To do — Scan the records for the word "indikaattorien". Copy each line that includes it.

[Collected data entries]
============================================================

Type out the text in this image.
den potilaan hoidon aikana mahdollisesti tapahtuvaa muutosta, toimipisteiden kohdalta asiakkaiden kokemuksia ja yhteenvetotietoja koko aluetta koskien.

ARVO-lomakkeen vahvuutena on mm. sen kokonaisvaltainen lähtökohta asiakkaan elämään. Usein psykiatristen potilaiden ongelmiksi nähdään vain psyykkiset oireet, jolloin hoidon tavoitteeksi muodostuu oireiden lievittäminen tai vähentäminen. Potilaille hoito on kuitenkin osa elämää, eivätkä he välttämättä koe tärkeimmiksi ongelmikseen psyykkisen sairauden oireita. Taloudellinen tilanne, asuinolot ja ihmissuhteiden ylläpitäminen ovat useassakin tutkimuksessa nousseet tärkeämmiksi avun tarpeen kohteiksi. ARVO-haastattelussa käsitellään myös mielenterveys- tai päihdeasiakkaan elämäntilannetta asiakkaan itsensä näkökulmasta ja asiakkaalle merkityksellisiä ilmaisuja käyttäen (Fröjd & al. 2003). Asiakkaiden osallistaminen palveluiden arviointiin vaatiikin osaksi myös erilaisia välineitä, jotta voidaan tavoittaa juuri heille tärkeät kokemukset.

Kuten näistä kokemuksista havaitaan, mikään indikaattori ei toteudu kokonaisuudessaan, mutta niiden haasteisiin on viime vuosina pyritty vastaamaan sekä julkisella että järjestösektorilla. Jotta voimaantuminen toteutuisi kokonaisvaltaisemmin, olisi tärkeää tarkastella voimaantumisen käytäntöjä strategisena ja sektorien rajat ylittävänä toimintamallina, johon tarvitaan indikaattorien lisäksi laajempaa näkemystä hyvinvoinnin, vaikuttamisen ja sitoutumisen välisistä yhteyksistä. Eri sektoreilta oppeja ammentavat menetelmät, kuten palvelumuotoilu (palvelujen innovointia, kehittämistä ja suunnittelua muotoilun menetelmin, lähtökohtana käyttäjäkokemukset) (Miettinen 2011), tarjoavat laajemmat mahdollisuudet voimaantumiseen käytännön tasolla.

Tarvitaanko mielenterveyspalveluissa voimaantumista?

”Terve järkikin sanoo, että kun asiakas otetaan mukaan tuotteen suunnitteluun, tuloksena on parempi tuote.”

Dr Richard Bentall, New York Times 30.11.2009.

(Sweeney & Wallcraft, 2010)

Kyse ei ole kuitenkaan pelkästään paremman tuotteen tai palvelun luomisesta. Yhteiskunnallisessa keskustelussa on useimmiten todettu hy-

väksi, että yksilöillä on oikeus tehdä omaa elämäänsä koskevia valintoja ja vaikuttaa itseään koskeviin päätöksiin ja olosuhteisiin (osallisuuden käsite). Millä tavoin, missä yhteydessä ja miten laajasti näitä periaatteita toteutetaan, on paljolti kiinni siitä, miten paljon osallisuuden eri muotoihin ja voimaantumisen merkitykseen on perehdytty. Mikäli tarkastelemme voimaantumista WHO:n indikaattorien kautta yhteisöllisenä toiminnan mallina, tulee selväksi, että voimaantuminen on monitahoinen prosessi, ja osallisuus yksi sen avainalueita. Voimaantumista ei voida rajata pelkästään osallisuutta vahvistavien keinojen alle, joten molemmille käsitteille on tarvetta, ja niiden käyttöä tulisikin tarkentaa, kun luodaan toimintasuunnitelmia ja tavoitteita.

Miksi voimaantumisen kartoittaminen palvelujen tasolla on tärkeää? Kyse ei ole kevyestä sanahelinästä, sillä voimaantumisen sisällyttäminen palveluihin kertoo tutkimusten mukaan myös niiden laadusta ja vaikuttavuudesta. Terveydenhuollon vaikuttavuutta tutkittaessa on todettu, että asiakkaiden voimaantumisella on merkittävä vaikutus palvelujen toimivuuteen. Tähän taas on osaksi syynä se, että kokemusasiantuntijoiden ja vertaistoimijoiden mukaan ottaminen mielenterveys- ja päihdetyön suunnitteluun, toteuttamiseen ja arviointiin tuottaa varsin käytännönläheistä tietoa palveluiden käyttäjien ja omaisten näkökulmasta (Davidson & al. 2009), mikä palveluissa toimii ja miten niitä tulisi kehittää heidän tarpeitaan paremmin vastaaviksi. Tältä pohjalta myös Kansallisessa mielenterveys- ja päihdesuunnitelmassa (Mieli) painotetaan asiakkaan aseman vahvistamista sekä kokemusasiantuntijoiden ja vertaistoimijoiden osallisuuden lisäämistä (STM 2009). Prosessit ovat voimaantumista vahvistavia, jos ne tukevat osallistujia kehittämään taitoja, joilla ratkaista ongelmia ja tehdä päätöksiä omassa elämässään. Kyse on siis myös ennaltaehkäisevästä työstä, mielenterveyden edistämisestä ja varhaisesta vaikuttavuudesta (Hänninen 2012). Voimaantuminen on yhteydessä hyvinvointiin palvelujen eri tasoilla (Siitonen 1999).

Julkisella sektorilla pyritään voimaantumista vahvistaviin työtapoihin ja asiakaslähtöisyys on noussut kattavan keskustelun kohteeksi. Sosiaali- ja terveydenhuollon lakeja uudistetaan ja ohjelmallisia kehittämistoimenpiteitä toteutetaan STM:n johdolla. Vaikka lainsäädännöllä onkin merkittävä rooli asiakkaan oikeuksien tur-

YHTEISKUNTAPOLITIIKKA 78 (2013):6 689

============================================================

Answer to this problem —
Kuten näistä kokemuksista havaitaan, mikään indikaattori ei toteudu kokonaisuudessaan, mutta niiden haasteisiin on viime vuosina pyritty vastaamaan sekä julkisella että järjestösektorilla. Jotta voimaantuminen toteutuisi kokonaisvaltaisemmin, olisi tärkeää tarkastella voimaantumisen käytäntöjä strategisena ja sektorien rajat ylittävänä toimintamallina, johon tarvitaan indikaattorien lisäksi laajempaa näkemystä hyvinvoinnin, vaikuttamisen ja sitoutumisen välisistä yhteyksistä. Eri sektoreilta oppeja ammentavat menetelmät, kuten palvelumuotoilu (palvelujen innovointia, kehittämistä ja suunnittelua muotoilun menetelmin, lähtökohtana käyttäjäkokemukset) (Miettinen 2011), tarjoavat laajemmat mahdollisuudet voimaantumiseen käytännön tasolla.
väksi, että yksilöillä on oikeus tehdä omaa elämäänsä koskevia valintoja ja vaikuttaa itseään koskeviin päätöksiin ja olosuhteisiin (osallisuuden käsite). Millä tavoin, missä yhteydessä ja miten laajasti näitä periaatteita toteutetaan, on paljolti kiinni siitä, miten paljon osallisuuden eri muotoihin ja voimaantumisen merkitykseen on perehdytty. Mikäli tarkastelemme voimaantumista WHO:n indikaattorien kautta yhteisöllisenä toiminnan mallina, tulee selväksi, että voimaantuminen on monitahoinen prosessi, ja osallisuus yksi sen avainalueita. Voimaantumista ei voida rajata pelkästään osallisuutta vahvistavien keinojen alle, joten molemmille käsitteille on tarvetta, ja niiden käyttöä tulisikin tarkentaa, kun luodaan toimintasuunnitelmia ja tavoitteita.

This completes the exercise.